Locate the lines that hold the string "tener". Copy every such line.
═════ INFORMATION PROVIDED
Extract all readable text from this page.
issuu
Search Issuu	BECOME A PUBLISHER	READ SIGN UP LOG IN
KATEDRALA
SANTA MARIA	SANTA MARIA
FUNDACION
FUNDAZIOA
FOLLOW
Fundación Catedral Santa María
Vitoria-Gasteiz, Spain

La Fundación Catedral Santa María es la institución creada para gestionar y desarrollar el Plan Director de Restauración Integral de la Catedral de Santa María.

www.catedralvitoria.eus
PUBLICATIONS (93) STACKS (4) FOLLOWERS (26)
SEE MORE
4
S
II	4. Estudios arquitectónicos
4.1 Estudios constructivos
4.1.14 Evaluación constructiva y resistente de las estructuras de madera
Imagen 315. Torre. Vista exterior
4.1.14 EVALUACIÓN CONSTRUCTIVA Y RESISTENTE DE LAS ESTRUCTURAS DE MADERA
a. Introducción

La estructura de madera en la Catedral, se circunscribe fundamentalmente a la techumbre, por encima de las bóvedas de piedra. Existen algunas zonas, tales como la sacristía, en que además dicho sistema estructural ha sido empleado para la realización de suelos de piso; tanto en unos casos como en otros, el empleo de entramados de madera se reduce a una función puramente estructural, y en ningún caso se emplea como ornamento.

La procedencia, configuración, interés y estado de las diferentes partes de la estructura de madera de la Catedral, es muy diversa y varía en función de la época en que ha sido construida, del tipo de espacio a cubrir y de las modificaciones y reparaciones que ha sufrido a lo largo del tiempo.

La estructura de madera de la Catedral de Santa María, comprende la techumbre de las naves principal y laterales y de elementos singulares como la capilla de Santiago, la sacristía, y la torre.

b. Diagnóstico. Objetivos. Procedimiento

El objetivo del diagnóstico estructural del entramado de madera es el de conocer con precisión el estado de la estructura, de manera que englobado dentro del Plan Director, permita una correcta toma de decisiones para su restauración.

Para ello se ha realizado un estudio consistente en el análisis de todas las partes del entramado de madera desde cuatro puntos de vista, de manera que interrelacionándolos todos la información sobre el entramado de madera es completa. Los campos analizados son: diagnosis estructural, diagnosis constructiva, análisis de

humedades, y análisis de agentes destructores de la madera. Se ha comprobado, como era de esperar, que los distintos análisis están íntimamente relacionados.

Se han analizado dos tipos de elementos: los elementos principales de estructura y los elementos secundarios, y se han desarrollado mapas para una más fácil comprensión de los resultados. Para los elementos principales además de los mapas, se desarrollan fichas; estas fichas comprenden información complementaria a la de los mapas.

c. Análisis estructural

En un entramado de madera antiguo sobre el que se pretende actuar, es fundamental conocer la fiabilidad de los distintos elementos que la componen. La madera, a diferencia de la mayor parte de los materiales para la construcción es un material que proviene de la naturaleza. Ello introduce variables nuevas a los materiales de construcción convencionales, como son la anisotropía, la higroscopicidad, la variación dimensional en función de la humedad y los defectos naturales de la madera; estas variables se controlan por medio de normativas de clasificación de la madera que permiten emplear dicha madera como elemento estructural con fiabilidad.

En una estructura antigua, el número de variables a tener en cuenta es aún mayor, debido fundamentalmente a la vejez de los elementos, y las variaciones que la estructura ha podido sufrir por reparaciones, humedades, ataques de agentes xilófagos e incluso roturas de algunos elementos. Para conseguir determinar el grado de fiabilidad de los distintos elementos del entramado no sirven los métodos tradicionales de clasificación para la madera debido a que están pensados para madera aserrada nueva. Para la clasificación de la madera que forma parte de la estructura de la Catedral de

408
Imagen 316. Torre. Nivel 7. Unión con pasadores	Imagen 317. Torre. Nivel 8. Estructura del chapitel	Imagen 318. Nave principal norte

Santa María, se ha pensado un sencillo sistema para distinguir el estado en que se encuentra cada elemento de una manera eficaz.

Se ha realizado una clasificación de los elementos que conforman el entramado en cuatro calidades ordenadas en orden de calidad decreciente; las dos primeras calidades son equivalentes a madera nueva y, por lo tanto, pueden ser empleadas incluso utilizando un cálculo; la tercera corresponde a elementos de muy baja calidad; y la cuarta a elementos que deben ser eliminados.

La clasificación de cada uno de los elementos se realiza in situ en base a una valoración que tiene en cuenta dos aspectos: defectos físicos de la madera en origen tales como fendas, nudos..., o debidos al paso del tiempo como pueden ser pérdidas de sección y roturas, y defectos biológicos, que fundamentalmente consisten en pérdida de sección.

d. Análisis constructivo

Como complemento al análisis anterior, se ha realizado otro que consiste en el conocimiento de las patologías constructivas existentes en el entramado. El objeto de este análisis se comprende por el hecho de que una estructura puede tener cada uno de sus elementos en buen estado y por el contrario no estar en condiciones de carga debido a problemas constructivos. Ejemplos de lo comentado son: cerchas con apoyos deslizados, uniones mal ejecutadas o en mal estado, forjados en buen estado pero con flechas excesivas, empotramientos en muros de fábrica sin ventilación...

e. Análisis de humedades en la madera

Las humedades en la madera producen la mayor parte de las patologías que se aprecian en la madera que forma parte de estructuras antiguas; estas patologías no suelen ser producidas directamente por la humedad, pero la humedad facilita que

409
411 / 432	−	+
══════════
> **REPLY**
En una estructura antigua, el número de variables a tener en cuenta es aún mayor, debido fundamentalmente a la vejez de los elementos, y las variaciones que la estructura ha podido sufrir por reparaciones, humedades, ataques de agentes xilófagos e incluso roturas de algunos elementos. Para conseguir determinar el grado de fiabilidad de los distintos elementos del entramado no sirven los métodos tradicionales de clasificación para la madera debido a que están pensados para madera aserrada nueva. Para la clasificación de la madera que forma parte de la estructura de la Catedral de
Como complemento al análisis anterior, se ha realizado otro que consiste en el conocimiento de las patologías constructivas existentes en el entramado. El objeto de este análisis se comprende por el hecho de que una estructura puede tener cada uno de sus elementos en buen estado y por el contrario no estar en condiciones de carga debido a problemas constructivos. Ejemplos de lo comentado son: cerchas con apoyos deslizados, uniones mal ejecutadas o en mal estado, forjados en buen estado pero con flechas excesivas, empotramientos en muros de fábrica sin ventilación...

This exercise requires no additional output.